| PROVIDED RECORDS |
** BEGIN **

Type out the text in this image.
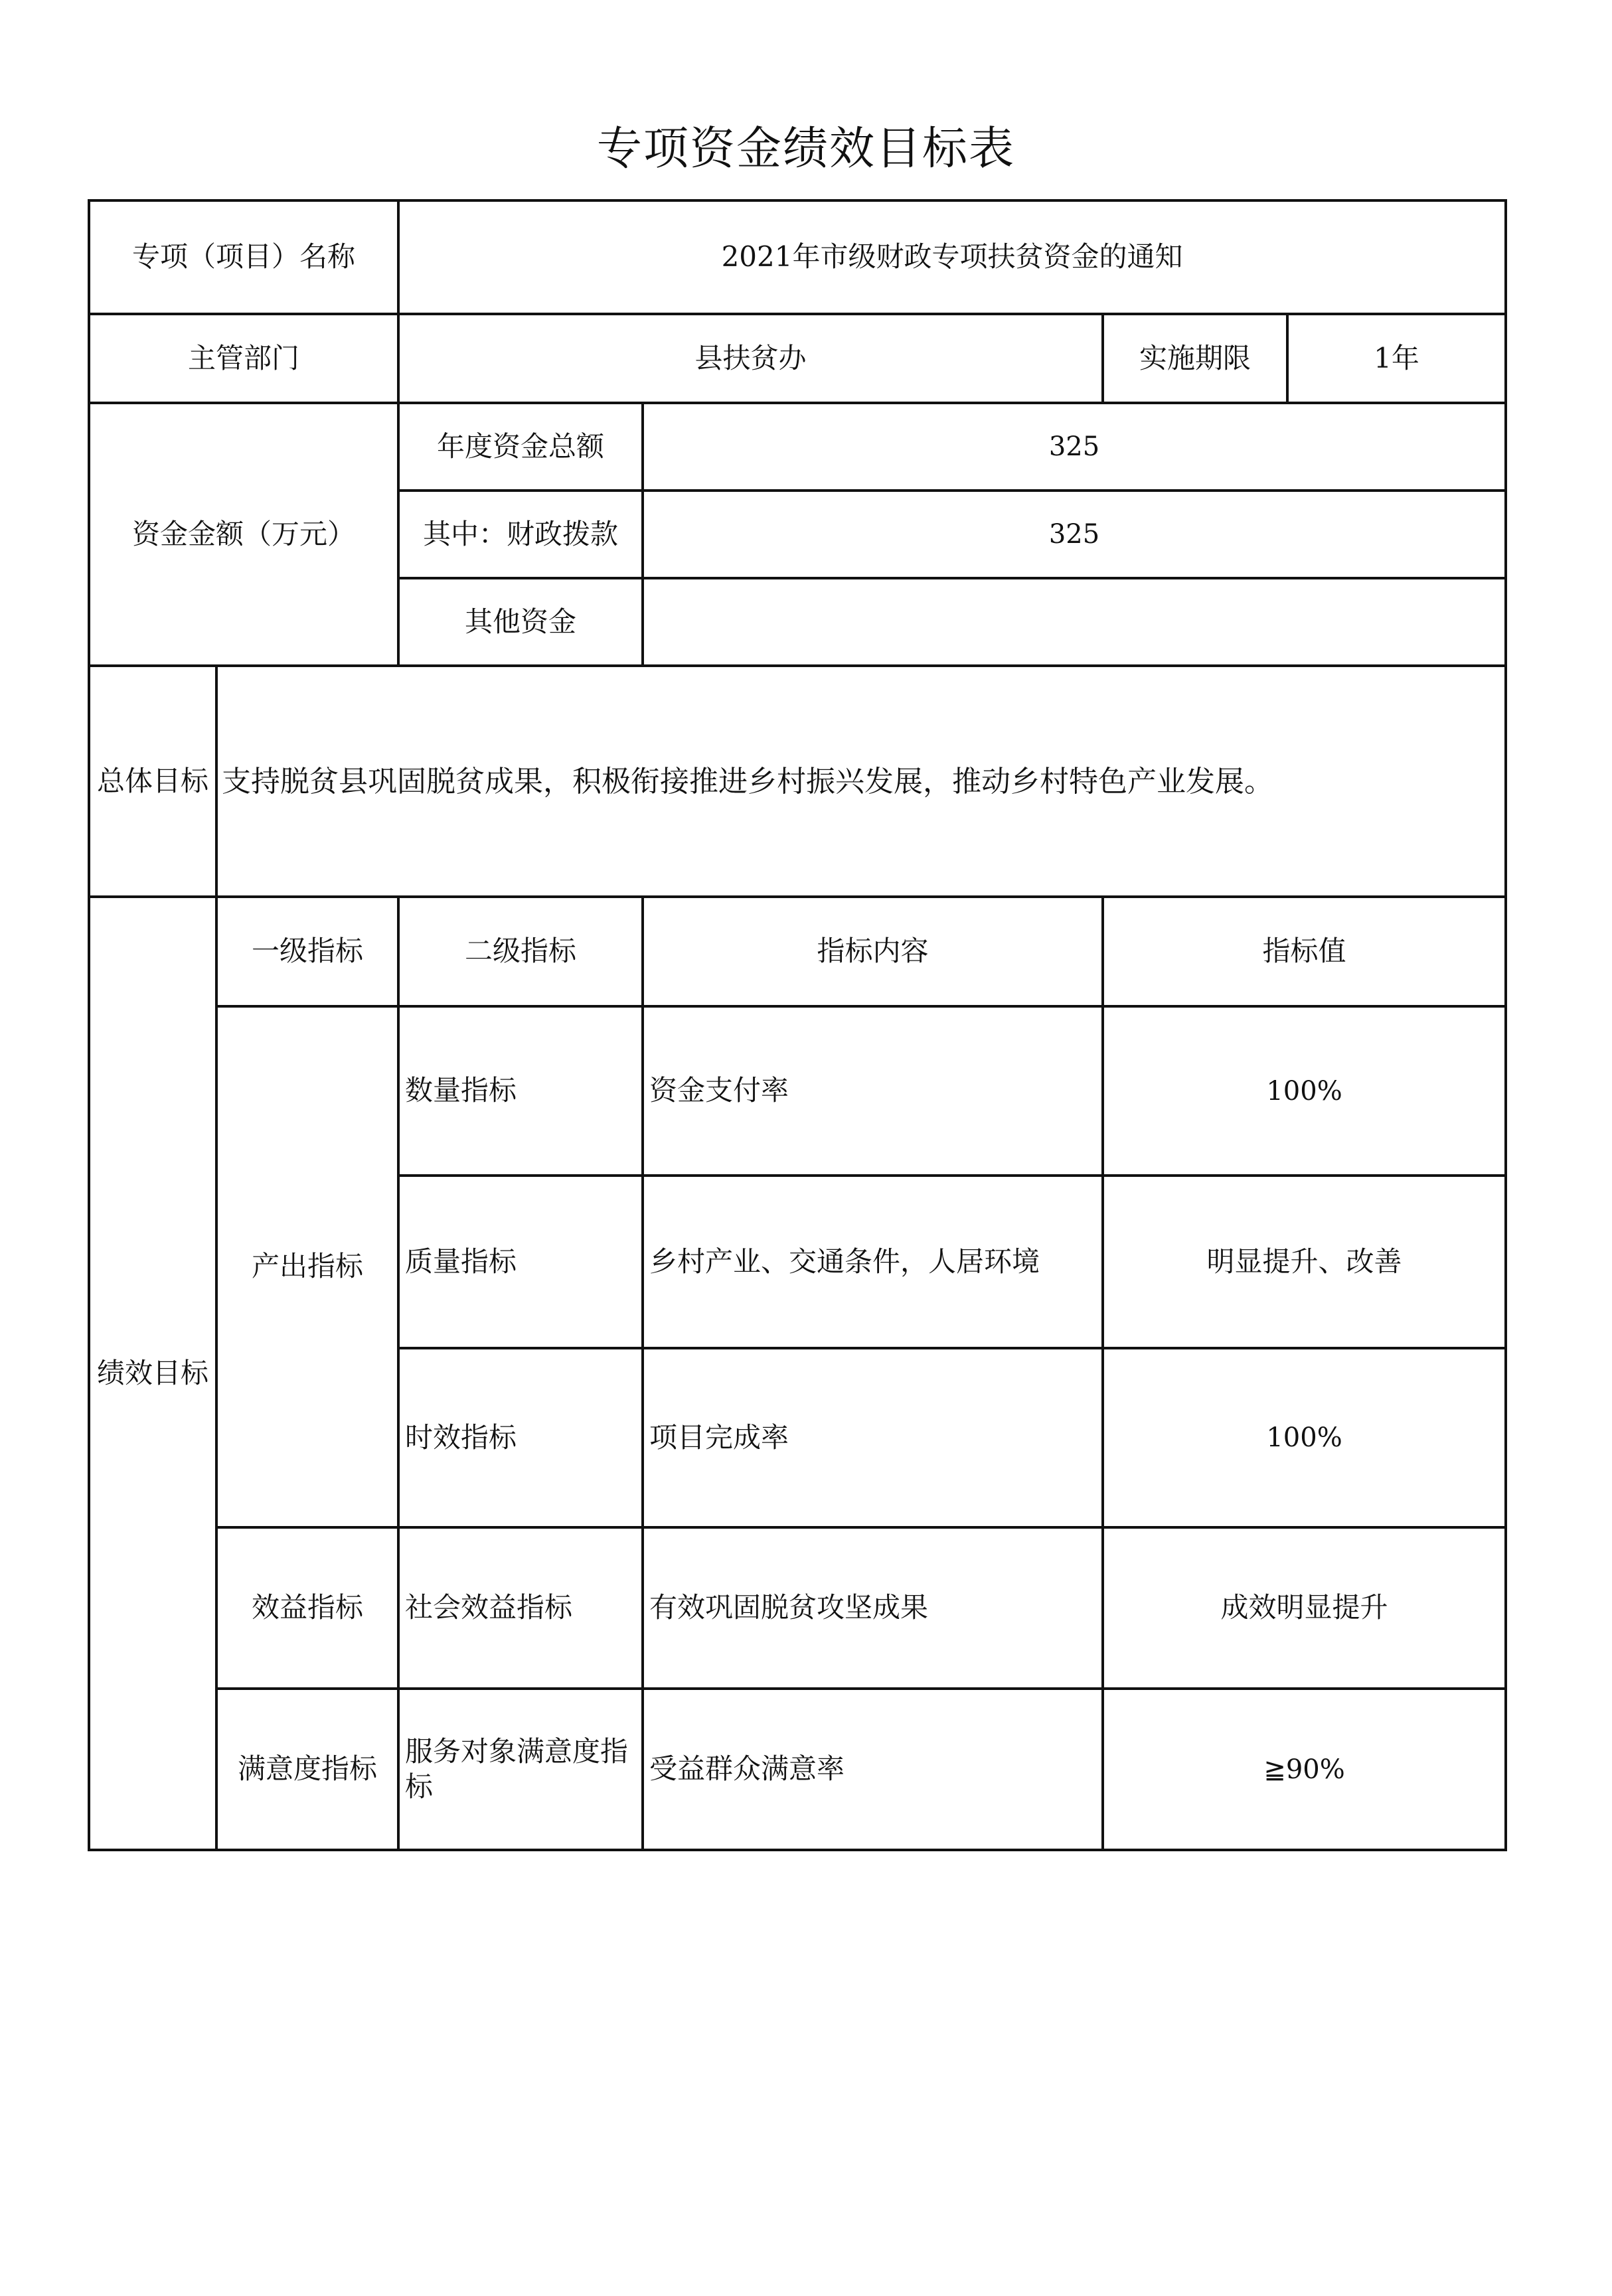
专项资金绩效目标表
专项（项目）名称		2021年市级财政专项扶贫资金的通知			
主管部门		县扶贫办		实施期限	1年
资金金额（万元）		年度资金总额	325		
		其中：财政拨款	325		
		其他资金			
总体目标	支持脱贫县巩固脱贫成果，积极衔接推进乡村振兴发展，推动乡村特色产业发展。				
绩效目标	一级指标	二级指标	指标内容	指标值	
	产出指标	数量指标	资金支付率	100%	
		质量指标	乡村产业、交通条件，人居环境	明显提升、改善	
		时效指标	项目完成率	100%	
	效益指标	社会效益指标	有效巩固脱贫攻坚成果	成效明显提升	
	满意度指标	服务对象满意度指标	受益群众满意率	≧90%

** END **

| TASK DESCRIPTION |
Quote all the records verbatim, dropping any pictures from your copy.

| WRITTEN ANSWER |
Type out the text in this image.
专项资金绩效目标表
专项（项目）名称		2021年市级财政专项扶贫资金的通知			
主管部门		县扶贫办		实施期限	1年
资金金额（万元）		年度资金总额	325		
		其中：财政拨款	325		
		其他资金			
总体目标	支持脱贫县巩固脱贫成果，积极衔接推进乡村振兴发展，推动乡村特色产业发展。				
绩效目标	一级指标	二级指标	指标内容	指标值	
	产出指标	数量指标	资金支付率	100%	
		质量指标	乡村产业、交通条件，人居环境	明显提升、改善	
		时效指标	项目完成率	100%	
	效益指标	社会效益指标	有效巩固脱贫攻坚成果	成效明显提升	
	满意度指标	服务对象满意度指标	受益群众满意率	≧90%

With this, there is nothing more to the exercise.